DOCUMENT SEGMENT:
[Start of section]
Researchers do not apply genetic modification just to microorganisms and plants. Animals are genetically modified as well, we will treat this in the articles of Essay 5. With regards to plants, the entire process of regulation and acceptation is complicated and lengthy; with regards to animals it is like a never-ending story. After thirty years, the genetically modified AquAdvantage GM salmon is for sale on the market, finally, but that does not mean that this first animal GM food has been generally accepted.
In the Netherlands we have the transgenic bull Herman as an example of such a never-ending story. Right from its birth in the early ‘90s it has been in the spotlight, and much discussed. Now its mounted remains are on display in the Naturalis museum in Leiden. The exciting story of his its life can be found on Wikipedia.
Hans Tramper is professor emeritus in Bioprocess Technology at Wageningen University and reflects on the development of his subject in a series of essays. His pieces were published so far on 18 June, 30 June, 11 July, 22 July, 19 August , 10 September, 21 September, 30 September, 10 October, 31 October, 8 November, 2 December and 26 December 2018, and 21 April, 28 May and 26 August 2019.
Why genetically modified animals?
Animals are genetically modified for the following practical reasons:
(1) In order to ‘improve’ domesticated animals and fish
(2) In order to retrieve high-quality (humane) proteins from them, medicines in particular
(3) In order to produce organs from them for xenotransplantation, the transfer of animal organs to human beings
(4) In order to produce better test animals
(5) In order to control harmful insects and other vermin.
[End of section]
EXTRACTED ENTRIES:
[Start of section]
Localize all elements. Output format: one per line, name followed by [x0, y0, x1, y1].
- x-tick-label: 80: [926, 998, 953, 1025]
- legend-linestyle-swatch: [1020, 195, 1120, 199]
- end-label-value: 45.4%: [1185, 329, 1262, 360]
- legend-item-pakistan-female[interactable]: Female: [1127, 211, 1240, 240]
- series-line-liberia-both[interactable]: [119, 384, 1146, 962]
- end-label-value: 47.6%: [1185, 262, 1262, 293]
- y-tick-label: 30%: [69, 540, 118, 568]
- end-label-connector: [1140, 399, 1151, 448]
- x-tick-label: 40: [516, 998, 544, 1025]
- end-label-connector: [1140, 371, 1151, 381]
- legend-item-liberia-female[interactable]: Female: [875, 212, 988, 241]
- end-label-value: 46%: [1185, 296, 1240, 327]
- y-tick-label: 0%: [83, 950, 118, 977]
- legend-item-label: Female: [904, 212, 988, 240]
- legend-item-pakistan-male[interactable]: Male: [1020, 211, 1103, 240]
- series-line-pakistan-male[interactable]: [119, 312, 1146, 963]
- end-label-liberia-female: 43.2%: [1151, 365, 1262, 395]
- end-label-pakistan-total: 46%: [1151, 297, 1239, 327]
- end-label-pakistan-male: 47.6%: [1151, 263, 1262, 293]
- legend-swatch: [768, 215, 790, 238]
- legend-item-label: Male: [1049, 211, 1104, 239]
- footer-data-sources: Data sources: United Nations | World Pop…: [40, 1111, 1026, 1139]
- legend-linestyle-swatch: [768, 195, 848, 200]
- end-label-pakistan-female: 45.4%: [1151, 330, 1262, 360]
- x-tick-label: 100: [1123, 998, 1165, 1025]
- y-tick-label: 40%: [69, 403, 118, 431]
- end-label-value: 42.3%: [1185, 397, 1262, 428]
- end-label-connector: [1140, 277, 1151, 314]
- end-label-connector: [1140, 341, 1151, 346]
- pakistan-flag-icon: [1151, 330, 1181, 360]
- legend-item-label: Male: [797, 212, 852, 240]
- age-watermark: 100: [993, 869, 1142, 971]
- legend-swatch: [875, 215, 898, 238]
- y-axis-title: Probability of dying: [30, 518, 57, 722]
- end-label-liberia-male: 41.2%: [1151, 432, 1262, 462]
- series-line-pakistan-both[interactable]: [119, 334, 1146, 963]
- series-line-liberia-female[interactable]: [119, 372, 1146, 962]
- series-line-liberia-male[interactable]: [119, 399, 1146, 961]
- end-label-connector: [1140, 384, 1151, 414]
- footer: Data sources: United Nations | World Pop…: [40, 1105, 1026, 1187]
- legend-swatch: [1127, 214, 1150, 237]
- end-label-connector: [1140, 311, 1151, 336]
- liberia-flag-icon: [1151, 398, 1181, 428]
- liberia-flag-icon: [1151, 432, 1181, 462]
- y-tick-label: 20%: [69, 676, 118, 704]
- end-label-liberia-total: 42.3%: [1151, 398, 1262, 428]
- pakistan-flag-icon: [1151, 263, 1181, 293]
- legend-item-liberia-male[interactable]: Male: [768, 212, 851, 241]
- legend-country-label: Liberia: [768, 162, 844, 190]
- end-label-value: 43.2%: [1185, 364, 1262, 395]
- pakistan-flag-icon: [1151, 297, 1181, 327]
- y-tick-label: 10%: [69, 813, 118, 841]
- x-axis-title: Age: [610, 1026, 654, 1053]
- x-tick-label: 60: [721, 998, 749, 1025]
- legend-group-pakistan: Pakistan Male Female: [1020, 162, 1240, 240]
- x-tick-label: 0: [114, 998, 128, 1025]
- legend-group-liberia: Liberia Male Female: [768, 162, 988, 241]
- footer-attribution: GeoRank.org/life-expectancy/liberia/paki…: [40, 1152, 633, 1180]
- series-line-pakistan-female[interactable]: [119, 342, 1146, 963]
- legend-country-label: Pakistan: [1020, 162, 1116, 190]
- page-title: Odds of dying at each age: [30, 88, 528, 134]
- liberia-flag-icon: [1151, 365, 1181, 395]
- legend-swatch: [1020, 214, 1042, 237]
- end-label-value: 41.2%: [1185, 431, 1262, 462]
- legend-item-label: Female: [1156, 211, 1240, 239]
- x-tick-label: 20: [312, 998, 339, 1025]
[End of section]
TASK STATEMENT:
In the essay on genetically modified animals, please state where the mounted remains of the transgenic bull Herman are displayed.

SOLUTION TO THIS TASK:
In the Naturalis museum in Leiden.